--- Short problem ---
Nothing in the data should change when you return it, but leave the pictures out.

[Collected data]
* BEGIN *

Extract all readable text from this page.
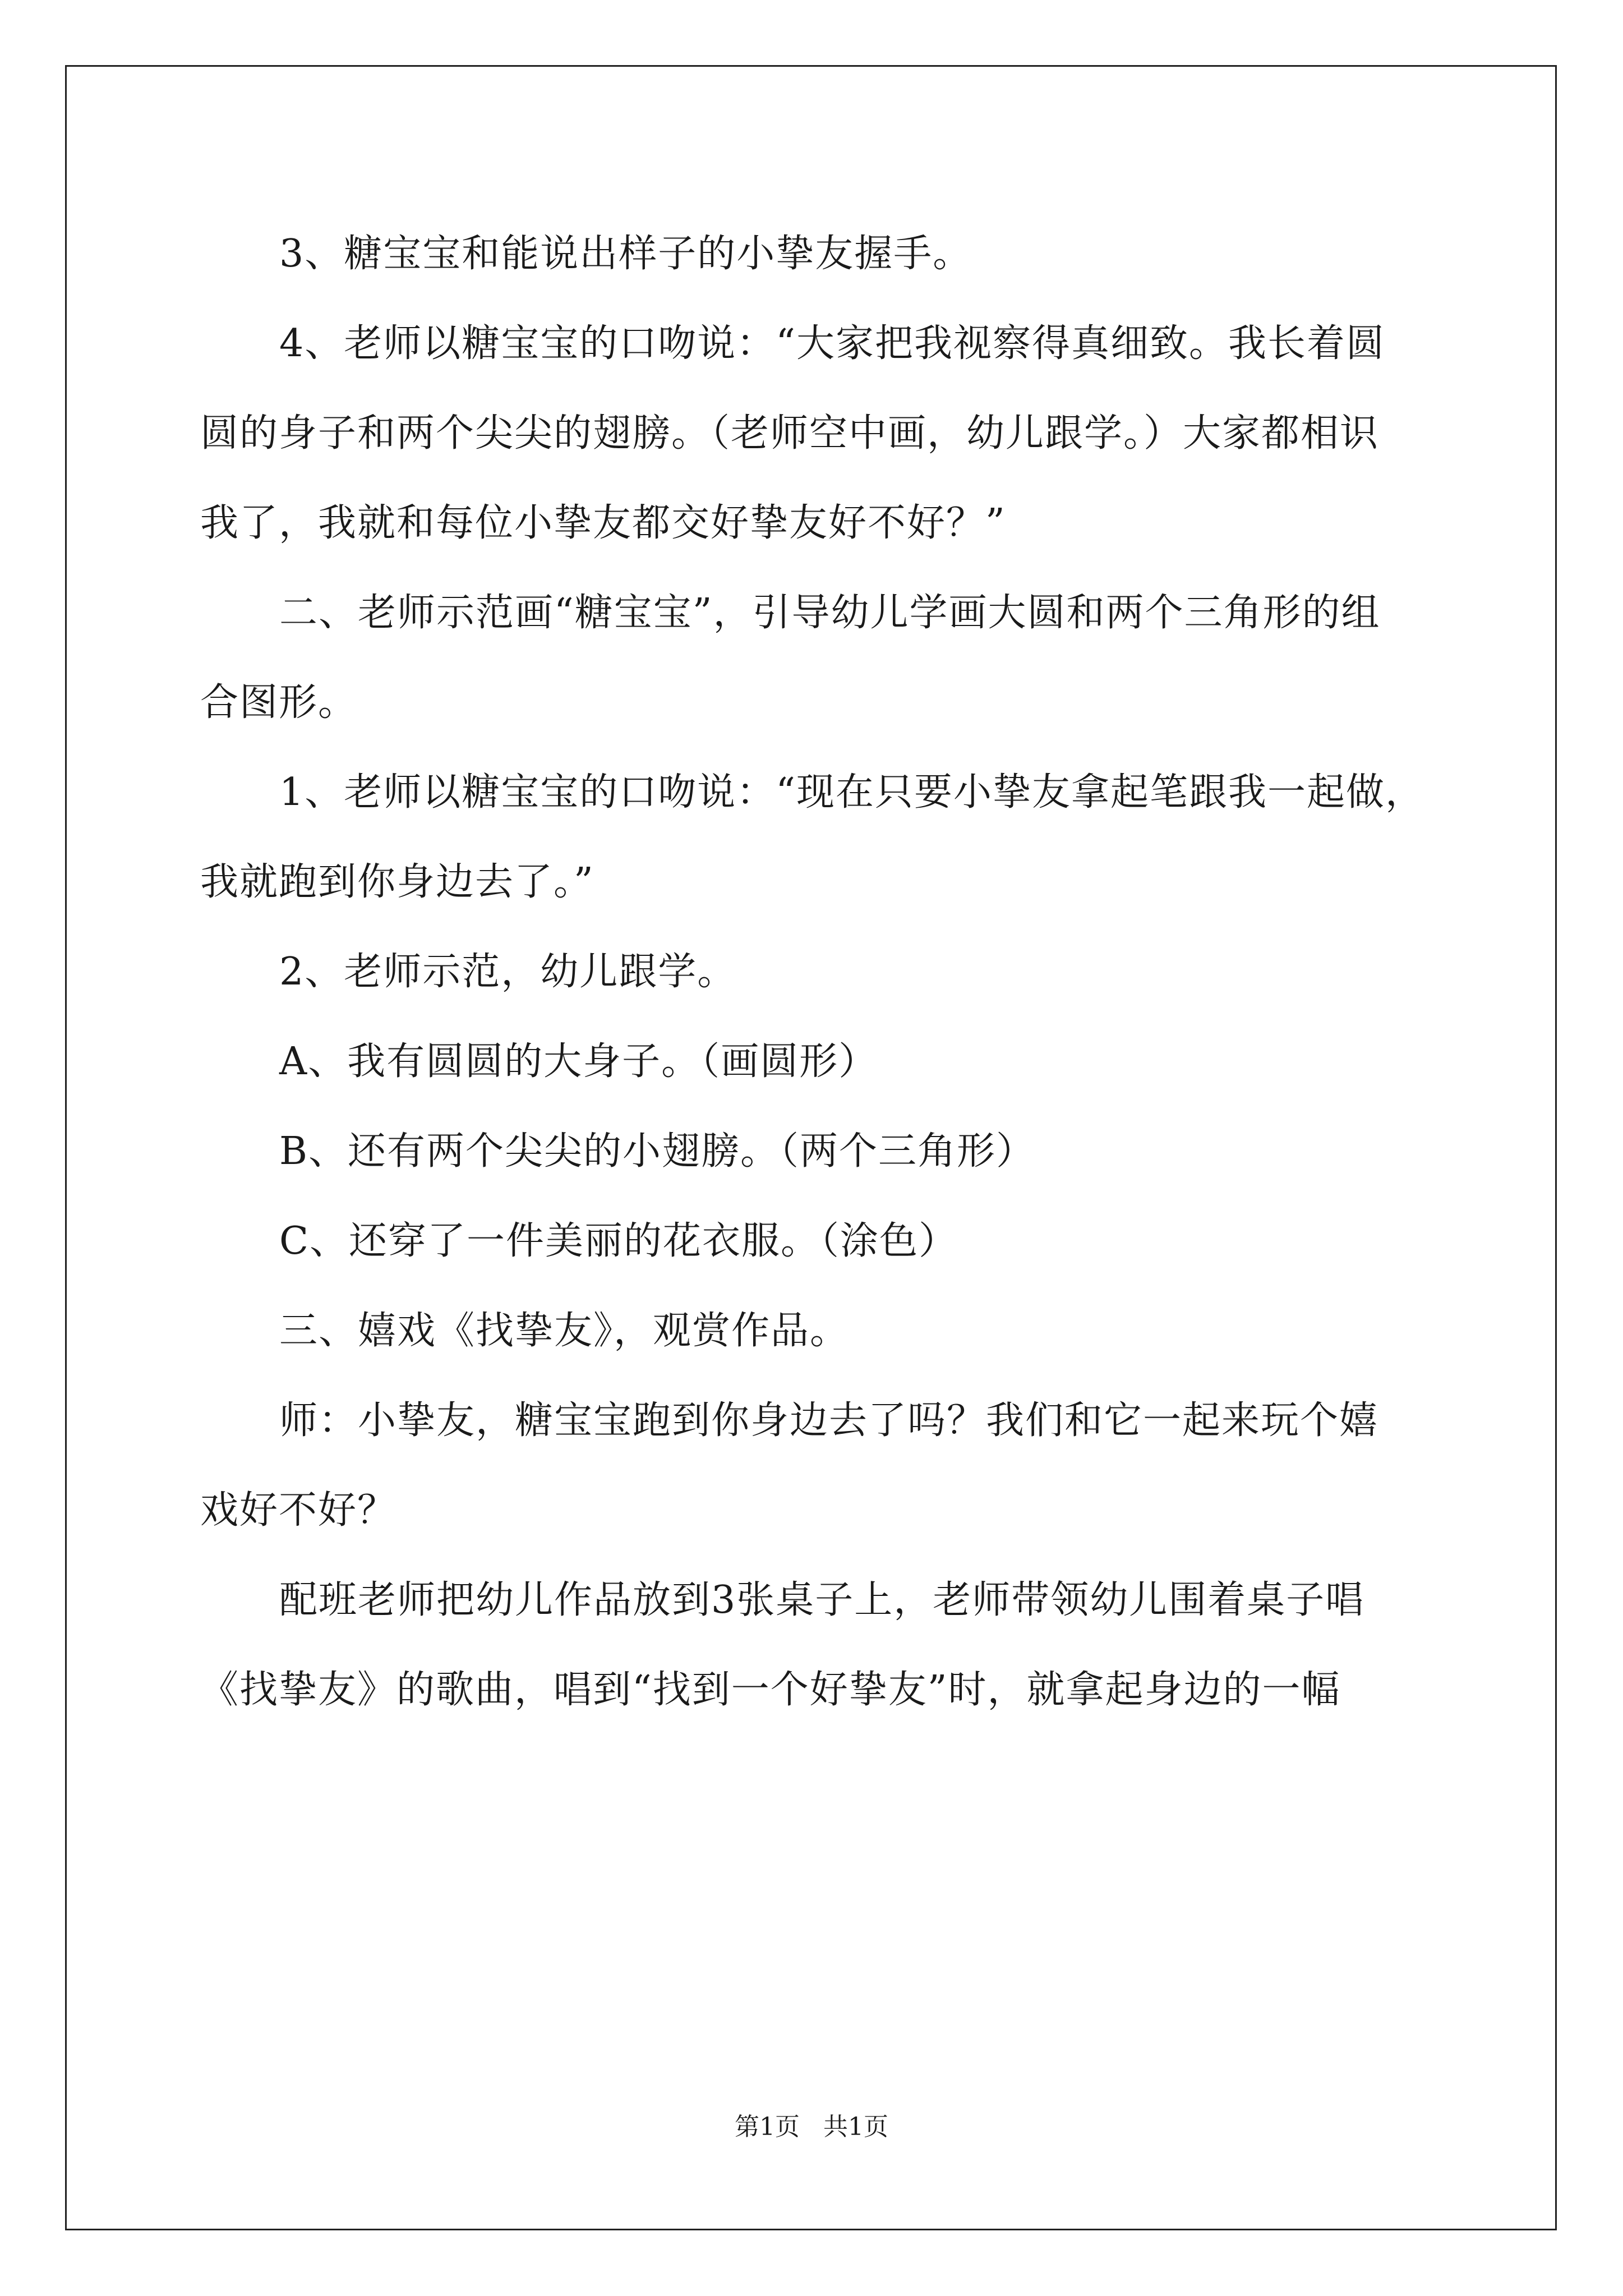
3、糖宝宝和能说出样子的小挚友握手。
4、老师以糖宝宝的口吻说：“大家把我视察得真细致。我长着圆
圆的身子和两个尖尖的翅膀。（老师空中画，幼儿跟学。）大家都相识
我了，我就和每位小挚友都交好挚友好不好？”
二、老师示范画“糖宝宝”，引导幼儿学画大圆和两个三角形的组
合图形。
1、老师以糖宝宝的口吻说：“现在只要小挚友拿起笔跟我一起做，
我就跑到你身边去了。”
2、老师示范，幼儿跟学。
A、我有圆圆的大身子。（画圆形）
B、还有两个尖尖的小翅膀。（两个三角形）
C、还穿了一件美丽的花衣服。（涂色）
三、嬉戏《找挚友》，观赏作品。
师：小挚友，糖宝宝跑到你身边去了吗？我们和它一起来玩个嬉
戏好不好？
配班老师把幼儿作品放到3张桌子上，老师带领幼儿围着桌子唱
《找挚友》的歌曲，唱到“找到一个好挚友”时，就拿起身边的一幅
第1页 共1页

* END *

--- Answer below ---
Extract all readable text from this page.
3、糖宝宝和能说出样子的小挚友握手。
4、老师以糖宝宝的口吻说：“大家把我视察得真细致。我长着圆
圆的身子和两个尖尖的翅膀。（老师空中画，幼儿跟学。）大家都相识
我了，我就和每位小挚友都交好挚友好不好？”
二、老师示范画“糖宝宝”，引导幼儿学画大圆和两个三角形的组
合图形。
1、老师以糖宝宝的口吻说：“现在只要小挚友拿起笔跟我一起做，
我就跑到你身边去了。”
2、老师示范，幼儿跟学。
A、我有圆圆的大身子。（画圆形）
B、还有两个尖尖的小翅膀。（两个三角形）
C、还穿了一件美丽的花衣服。（涂色）
三、嬉戏《找挚友》，观赏作品。
师：小挚友，糖宝宝跑到你身边去了吗？我们和它一起来玩个嬉
戏好不好？
配班老师把幼儿作品放到3张桌子上，老师带领幼儿围着桌子唱
《找挚友》的歌曲，唱到“找到一个好挚友”时，就拿起身边的一幅
第1页 共1页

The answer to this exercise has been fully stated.